→ YOUR INSTRUCTIONS
For each line of the data below that holds "name", copy the line.

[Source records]

--------------------------------------------------

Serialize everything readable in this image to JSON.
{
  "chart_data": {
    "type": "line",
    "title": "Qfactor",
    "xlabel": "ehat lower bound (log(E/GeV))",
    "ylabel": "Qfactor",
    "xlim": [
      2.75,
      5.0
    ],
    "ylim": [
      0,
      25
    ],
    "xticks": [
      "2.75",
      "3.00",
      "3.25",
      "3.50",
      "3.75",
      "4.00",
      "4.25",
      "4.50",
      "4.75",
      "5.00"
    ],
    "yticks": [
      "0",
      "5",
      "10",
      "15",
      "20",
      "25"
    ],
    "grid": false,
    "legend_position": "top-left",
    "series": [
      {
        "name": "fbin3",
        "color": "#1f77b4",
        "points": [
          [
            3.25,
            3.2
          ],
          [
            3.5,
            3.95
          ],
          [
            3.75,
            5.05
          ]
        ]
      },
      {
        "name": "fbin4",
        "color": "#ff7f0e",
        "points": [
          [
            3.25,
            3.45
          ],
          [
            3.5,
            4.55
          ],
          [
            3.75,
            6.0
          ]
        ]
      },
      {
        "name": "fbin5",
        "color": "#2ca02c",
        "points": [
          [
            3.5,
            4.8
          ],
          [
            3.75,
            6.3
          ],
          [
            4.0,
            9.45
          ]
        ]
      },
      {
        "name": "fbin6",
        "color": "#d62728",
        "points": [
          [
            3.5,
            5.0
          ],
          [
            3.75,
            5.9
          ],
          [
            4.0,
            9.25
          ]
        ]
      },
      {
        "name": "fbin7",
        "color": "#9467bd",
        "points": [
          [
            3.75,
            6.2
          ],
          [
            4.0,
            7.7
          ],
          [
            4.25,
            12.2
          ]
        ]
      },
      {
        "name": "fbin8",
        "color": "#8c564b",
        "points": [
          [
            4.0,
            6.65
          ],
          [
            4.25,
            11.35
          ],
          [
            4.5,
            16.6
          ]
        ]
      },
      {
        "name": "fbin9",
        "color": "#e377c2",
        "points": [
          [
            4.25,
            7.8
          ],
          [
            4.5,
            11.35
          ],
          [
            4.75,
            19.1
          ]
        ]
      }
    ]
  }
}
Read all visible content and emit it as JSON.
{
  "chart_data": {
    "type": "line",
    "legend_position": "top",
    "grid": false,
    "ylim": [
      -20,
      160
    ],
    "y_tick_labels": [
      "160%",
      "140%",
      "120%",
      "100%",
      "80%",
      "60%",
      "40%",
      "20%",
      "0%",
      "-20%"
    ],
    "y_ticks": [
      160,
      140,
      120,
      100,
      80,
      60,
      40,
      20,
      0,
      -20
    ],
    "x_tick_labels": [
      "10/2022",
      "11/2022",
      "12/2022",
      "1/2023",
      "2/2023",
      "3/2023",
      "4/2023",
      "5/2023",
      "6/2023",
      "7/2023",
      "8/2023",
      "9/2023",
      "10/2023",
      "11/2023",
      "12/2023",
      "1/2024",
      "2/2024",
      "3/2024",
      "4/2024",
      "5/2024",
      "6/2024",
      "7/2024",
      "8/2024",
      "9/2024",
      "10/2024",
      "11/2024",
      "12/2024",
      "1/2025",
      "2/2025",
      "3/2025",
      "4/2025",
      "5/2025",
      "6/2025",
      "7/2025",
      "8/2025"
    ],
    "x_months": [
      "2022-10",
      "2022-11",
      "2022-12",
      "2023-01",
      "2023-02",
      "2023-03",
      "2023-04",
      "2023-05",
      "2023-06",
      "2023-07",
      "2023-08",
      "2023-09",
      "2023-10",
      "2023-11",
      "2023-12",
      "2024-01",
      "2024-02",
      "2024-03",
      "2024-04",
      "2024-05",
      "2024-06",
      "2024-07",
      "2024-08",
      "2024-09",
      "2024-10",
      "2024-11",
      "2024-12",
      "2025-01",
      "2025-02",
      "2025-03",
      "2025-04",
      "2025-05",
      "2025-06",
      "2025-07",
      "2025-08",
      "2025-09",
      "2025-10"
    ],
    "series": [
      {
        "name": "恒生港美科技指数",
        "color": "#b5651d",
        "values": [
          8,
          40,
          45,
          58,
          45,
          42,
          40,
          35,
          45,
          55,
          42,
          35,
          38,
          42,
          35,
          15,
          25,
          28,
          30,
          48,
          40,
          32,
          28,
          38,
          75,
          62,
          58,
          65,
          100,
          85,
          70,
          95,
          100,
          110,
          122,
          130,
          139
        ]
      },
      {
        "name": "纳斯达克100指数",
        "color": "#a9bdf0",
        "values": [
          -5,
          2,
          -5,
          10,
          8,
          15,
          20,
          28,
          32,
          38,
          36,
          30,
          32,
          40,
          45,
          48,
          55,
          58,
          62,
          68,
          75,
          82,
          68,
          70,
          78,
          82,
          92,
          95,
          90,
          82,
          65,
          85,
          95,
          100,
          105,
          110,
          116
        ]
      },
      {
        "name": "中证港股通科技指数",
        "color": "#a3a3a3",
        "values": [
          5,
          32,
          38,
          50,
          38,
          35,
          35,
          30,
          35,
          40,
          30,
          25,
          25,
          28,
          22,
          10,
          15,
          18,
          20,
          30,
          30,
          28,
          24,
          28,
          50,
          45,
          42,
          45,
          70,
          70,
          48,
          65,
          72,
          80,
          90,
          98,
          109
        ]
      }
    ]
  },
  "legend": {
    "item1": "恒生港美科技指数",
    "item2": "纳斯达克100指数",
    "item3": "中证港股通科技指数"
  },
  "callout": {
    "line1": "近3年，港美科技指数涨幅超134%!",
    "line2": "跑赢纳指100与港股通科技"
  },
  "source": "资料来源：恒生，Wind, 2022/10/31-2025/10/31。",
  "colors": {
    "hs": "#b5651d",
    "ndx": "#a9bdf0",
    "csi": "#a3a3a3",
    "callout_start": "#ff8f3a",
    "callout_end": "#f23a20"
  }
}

--------------------------------------------------

→ WRITTEN RESPONSE
        "name": "fbin3",
        "name": "fbin4",
        "name": "fbin5",
        "name": "fbin6",
        "name": "fbin7",
        "name": "fbin8",
        "name": "fbin9",
        "name": "恒生港美科技指数",
        "name": "纳斯达克100指数",
        "name": "中证港股通科技指数",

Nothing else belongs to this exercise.